[Begin SOURCE RECORDS]

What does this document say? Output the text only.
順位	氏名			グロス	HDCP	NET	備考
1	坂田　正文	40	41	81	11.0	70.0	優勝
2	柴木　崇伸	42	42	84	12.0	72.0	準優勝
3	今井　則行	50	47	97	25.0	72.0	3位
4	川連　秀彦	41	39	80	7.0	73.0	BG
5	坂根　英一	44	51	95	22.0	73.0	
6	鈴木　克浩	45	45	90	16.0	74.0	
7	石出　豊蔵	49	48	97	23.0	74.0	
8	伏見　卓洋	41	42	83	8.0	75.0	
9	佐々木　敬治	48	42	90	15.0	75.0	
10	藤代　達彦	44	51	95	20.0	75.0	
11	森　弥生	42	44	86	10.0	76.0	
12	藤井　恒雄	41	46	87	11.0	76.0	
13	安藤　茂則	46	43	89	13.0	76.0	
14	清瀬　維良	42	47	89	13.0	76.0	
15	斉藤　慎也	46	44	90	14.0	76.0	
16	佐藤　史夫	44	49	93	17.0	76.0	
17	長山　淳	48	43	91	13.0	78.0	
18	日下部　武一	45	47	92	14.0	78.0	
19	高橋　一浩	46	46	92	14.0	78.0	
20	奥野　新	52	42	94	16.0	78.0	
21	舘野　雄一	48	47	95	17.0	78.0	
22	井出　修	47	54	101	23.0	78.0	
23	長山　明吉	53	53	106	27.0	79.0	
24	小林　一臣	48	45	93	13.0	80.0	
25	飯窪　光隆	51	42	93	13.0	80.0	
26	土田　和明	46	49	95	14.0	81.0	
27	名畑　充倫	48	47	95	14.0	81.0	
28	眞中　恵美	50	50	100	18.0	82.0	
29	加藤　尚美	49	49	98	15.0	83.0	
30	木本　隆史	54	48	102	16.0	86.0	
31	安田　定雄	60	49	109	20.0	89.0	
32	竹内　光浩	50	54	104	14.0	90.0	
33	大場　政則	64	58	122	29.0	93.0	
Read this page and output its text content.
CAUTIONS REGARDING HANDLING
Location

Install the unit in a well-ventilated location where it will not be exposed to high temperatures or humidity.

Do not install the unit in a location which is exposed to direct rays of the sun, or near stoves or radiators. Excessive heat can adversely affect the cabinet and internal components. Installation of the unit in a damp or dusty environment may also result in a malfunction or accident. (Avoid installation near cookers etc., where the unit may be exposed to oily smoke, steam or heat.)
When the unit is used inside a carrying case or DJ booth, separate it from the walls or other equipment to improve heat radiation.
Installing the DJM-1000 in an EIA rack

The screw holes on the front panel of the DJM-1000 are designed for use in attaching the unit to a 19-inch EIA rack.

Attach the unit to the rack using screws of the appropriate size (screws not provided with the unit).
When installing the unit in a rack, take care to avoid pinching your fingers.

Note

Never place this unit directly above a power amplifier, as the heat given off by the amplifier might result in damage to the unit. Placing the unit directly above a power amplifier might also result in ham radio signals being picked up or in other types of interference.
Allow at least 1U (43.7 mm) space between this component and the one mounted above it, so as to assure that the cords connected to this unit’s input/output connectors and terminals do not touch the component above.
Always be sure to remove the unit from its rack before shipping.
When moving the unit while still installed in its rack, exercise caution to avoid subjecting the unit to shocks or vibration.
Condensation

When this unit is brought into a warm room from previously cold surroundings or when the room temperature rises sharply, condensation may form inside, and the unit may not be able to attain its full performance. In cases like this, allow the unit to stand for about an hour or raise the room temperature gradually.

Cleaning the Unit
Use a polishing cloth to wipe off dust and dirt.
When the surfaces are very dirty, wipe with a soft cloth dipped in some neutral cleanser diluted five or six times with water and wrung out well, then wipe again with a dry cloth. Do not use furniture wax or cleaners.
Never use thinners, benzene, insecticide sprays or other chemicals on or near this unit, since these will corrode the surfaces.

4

[End SOURCE RECORDS]

PROBLEM DETAILS — Transcribe the material above in its entirety. Match it exactly.

WRITTEN RESPONSE —
What does this document say? Output the text only.
順位	氏名			グロス	HDCP	NET	備考
1	坂田　正文	40	41	81	11.0	70.0	優勝
2	柴木　崇伸	42	42	84	12.0	72.0	準優勝
3	今井　則行	50	47	97	25.0	72.0	3位
4	川連　秀彦	41	39	80	7.0	73.0	BG
5	坂根　英一	44	51	95	22.0	73.0	
6	鈴木　克浩	45	45	90	16.0	74.0	
7	石出　豊蔵	49	48	97	23.0	74.0	
8	伏見　卓洋	41	42	83	8.0	75.0	
9	佐々木　敬治	48	42	90	15.0	75.0	
10	藤代　達彦	44	51	95	20.0	75.0	
11	森　弥生	42	44	86	10.0	76.0	
12	藤井　恒雄	41	46	87	11.0	76.0	
13	安藤　茂則	46	43	89	13.0	76.0	
14	清瀬　維良	42	47	89	13.0	76.0	
15	斉藤　慎也	46	44	90	14.0	76.0	
16	佐藤　史夫	44	49	93	17.0	76.0	
17	長山　淳	48	43	91	13.0	78.0	
18	日下部　武一	45	47	92	14.0	78.0	
19	高橋　一浩	46	46	92	14.0	78.0	
20	奥野　新	52	42	94	16.0	78.0	
21	舘野　雄一	48	47	95	17.0	78.0	
22	井出　修	47	54	101	23.0	78.0	
23	長山　明吉	53	53	106	27.0	79.0	
24	小林　一臣	48	45	93	13.0	80.0	
25	飯窪　光隆	51	42	93	13.0	80.0	
26	土田　和明	46	49	95	14.0	81.0	
27	名畑　充倫	48	47	95	14.0	81.0	
28	眞中　恵美	50	50	100	18.0	82.0	
29	加藤　尚美	49	49	98	15.0	83.0	
30	木本　隆史	54	48	102	16.0	86.0	
31	安田　定雄	60	49	109	20.0	89.0	
32	竹内　光浩	50	54	104	14.0	90.0	
33	大場　政則	64	58	122	29.0	93.0	
Read this page and output its text content.
CAUTIONS REGARDING HANDLING
Location

Install the unit in a well-ventilated location where it will not be exposed to high temperatures or humidity.

Do not install the unit in a location which is exposed to direct rays of the sun, or near stoves or radiators. Excessive heat can adversely affect the cabinet and internal components. Installation of the unit in a damp or dusty environment may also result in a malfunction or accident. (Avoid installation near cookers etc., where the unit may be exposed to oily smoke, steam or heat.)
When the unit is used inside a carrying case or DJ booth, separate it from the walls or other equipment to improve heat radiation.
Installing the DJM-1000 in an EIA rack

The screw holes on the front panel of the DJM-1000 are designed for use in attaching the unit to a 19-inch EIA rack.

Attach the unit to the rack using screws of the appropriate size (screws not provided with the unit).
When installing the unit in a rack, take care to avoid pinching your fingers.

Note

Never place this unit directly above a power amplifier, as the heat given off by the amplifier might result in damage to the unit. Placing the unit directly above a power amplifier might also result in ham radio signals being picked up or in other types of interference.
Allow at least 1U (43.7 mm) space between this component and the one mounted above it, so as to assure that the cords connected to this unit’s input/output connectors and terminals do not touch the component above.
Always be sure to remove the unit from its rack before shipping.
When moving the unit while still installed in its rack, exercise caution to avoid subjecting the unit to shocks or vibration.
Condensation

When this unit is brought into a warm room from previously cold surroundings or when the room temperature rises sharply, condensation may form inside, and the unit may not be able to attain its full performance. In cases like this, allow the unit to stand for about an hour or raise the room temperature gradually.

Cleaning the Unit
Use a polishing cloth to wipe off dust and dirt.
When the surfaces are very dirty, wipe with a soft cloth dipped in some neutral cleanser diluted five or six times with water and wrung out well, then wipe again with a dry cloth. Do not use furniture wax or cleaners.
Never use thinners, benzene, insecticide sprays or other chemicals on or near this unit, since these will corrode the surfaces.

4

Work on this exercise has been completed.